**PASSAGE**.
# film on top of water



## pyrrolin (Jan 11, 2012)

I recently removed the extra hob on my 90 gallon to lower gas exchange for using co2 and I keep getting a film on the top of the water that is blocking a bit of light and looks bad.

I set up a quick filter system to skim the top for a day and it cleared it up but a few days later, the film is back. Just a maxijet with a cut off water bottle on it with filter floss with intake at the surface, thanks King of DIY for that idea.

Substrate is organic top soil capped with blasting sand, low fish stock. Lighting is a single t5ho and a double t8. Filter is rena xp3. Also have a maxijet 600 set up for water movement, not disturbing the surface to conserve co2.

Co2 isn't set up yet, another week, but I was running an ebay co2 for the week it lasted for testing not having a HOB.

One easy answer is to setup the bottle/floss/maxijet filter and have it run at night on a timer but I don't want to have to see that in my tank all the time. Looking for a fix that isn't unsightly.


----------



## PPulcher (Nov 17, 2006)

I've had that from time to time. I don't have a long term fix, but I lay a paper towel over the water surface from time to time to remove it.

**WRITTEN PROBLEM 1**. Retype the listing from its first line down through the line containing "141, 152, 160]", including both of those lines.

Rows from a dataset:
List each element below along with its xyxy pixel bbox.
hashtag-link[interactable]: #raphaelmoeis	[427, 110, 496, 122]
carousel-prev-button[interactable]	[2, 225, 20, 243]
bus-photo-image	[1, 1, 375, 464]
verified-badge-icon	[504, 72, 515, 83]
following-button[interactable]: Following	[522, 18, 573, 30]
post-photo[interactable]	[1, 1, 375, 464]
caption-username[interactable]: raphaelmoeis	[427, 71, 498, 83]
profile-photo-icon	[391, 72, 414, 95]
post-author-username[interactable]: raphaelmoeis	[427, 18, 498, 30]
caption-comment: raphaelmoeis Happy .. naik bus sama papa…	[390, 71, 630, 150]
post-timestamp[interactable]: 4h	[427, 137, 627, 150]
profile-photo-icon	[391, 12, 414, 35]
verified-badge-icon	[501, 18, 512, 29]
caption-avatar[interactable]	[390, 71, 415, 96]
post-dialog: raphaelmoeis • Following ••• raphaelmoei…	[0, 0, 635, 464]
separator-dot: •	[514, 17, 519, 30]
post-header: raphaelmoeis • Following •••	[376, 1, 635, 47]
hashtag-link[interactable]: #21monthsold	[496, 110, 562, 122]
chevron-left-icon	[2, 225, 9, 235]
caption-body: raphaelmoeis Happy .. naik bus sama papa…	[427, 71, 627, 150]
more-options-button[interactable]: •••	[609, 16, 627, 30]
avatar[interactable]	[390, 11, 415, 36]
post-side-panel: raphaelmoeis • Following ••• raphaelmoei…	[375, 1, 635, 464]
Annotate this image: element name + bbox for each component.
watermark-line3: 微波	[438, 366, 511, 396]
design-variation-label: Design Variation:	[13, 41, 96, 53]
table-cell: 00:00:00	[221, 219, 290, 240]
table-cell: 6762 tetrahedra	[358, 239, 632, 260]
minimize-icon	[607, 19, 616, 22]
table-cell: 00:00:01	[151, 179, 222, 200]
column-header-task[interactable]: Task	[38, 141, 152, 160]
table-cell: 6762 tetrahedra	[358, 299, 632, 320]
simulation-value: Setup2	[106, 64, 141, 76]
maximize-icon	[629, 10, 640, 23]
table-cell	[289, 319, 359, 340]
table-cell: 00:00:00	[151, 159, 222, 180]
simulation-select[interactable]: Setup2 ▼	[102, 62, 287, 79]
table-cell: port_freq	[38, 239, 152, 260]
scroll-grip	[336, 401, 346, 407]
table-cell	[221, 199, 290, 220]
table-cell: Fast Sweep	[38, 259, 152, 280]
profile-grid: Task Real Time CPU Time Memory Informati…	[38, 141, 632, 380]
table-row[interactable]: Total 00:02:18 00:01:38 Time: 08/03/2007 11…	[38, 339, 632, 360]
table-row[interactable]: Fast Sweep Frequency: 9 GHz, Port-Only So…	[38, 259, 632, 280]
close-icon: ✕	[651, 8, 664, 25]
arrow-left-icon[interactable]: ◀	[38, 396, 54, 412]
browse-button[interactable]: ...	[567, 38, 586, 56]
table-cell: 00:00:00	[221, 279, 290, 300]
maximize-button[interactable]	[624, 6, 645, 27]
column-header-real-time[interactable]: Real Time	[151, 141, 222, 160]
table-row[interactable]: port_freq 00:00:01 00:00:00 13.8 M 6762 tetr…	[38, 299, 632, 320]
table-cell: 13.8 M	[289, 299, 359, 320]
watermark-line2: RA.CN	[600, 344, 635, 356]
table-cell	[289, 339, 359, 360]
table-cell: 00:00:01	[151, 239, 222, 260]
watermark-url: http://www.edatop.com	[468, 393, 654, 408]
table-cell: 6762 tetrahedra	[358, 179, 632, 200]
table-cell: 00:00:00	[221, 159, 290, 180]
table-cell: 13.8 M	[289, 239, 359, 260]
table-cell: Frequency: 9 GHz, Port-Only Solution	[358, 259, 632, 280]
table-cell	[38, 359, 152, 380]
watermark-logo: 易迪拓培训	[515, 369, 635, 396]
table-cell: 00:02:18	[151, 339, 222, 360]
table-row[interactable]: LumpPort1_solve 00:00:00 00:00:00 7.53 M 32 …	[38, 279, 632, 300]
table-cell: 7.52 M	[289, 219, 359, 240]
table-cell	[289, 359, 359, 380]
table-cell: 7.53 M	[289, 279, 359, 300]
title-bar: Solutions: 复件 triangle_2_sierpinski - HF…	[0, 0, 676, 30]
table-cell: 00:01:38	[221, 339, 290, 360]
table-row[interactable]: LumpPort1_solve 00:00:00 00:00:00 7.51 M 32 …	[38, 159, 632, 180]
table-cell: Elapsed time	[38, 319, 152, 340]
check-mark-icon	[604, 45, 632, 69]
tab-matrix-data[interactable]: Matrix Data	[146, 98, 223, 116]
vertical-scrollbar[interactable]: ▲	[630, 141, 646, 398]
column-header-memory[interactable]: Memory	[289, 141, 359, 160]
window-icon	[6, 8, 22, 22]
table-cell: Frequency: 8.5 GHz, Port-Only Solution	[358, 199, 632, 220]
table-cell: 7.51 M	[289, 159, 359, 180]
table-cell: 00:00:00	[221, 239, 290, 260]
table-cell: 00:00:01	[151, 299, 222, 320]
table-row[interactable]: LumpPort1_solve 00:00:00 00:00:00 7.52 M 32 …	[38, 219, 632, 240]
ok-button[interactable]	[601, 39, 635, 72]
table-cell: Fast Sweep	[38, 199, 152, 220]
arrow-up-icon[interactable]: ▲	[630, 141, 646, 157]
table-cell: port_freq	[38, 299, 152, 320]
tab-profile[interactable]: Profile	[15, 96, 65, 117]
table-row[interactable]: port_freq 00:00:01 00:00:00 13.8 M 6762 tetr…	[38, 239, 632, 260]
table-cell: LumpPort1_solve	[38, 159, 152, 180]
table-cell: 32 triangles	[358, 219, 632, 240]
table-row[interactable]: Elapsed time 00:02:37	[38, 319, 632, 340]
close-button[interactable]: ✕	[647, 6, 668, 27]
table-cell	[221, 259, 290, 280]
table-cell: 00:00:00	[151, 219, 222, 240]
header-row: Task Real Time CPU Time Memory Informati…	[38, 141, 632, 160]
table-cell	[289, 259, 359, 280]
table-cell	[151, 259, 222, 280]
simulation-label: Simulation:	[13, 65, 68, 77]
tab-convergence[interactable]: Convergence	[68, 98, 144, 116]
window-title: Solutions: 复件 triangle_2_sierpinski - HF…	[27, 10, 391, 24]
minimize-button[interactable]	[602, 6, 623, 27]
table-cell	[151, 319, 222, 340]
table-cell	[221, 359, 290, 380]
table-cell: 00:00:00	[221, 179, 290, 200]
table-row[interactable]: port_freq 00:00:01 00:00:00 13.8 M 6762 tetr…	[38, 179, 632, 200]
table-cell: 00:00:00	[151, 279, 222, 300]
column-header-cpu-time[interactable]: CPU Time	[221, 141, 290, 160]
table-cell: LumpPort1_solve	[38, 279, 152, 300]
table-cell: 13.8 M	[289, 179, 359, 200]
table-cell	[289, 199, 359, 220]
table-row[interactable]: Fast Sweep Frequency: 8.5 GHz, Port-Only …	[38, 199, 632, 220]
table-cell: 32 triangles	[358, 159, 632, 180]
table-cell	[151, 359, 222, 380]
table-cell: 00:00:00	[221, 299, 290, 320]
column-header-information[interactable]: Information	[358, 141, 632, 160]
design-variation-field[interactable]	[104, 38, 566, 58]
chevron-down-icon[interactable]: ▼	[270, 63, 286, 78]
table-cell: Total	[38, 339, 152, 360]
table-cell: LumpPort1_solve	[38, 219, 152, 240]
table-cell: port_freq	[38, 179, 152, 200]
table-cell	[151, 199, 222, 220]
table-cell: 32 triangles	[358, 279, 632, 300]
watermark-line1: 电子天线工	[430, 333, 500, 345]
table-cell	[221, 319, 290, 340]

**WRITTEN PROBLEM 2**. In the forum thread about film on top of the water, what does PPulcher lay over the water surface to remove the film?

**EXPECTED OUTPUT 1**.
List each element below along with its xyxy pixel bbox.
hashtag-link[interactable]: #raphaelmoeis	[427, 110, 496, 122]
carousel-prev-button[interactable]	[2, 225, 20, 243]
bus-photo-image	[1, 1, 375, 464]
verified-badge-icon	[504, 72, 515, 83]
following-button[interactable]: Following	[522, 18, 573, 30]
post-photo[interactable]	[1, 1, 375, 464]
caption-username[interactable]: raphaelmoeis	[427, 71, 498, 83]
profile-photo-icon	[391, 72, 414, 95]
post-author-username[interactable]: raphaelmoeis	[427, 18, 498, 30]
caption-comment: raphaelmoeis Happy .. naik bus sama papa…	[390, 71, 630, 150]
post-timestamp[interactable]: 4h	[427, 137, 627, 150]
profile-photo-icon	[391, 12, 414, 35]
verified-badge-icon	[501, 18, 512, 29]
caption-avatar[interactable]	[390, 71, 415, 96]
post-dialog: raphaelmoeis • Following ••• raphaelmoei…	[0, 0, 635, 464]
separator-dot: •	[514, 17, 519, 30]
post-header: raphaelmoeis • Following •••	[376, 1, 635, 47]
hashtag-link[interactable]: #21monthsold	[496, 110, 562, 122]
chevron-left-icon	[2, 225, 9, 235]
caption-body: raphaelmoeis Happy .. naik bus sama papa…	[427, 71, 627, 150]
more-options-button[interactable]: •••	[609, 16, 627, 30]
avatar[interactable]	[390, 11, 415, 36]
post-side-panel: raphaelmoeis • Following ••• raphaelmoei…	[375, 1, 635, 464]
Annotate this image: element name + bbox for each component.
watermark-line3: 微波	[438, 366, 511, 396]
design-variation-label: Design Variation:	[13, 41, 96, 53]
table-cell: 00:00:00	[221, 219, 290, 240]
table-cell: 6762 tetrahedra	[358, 239, 632, 260]
minimize-icon	[607, 19, 616, 22]
table-cell: 00:00:01	[151, 179, 222, 200]
column-header-task[interactable]: Task	[38, 141, 152, 160]

**EXPECTED OUTPUT 2**. A paper towel.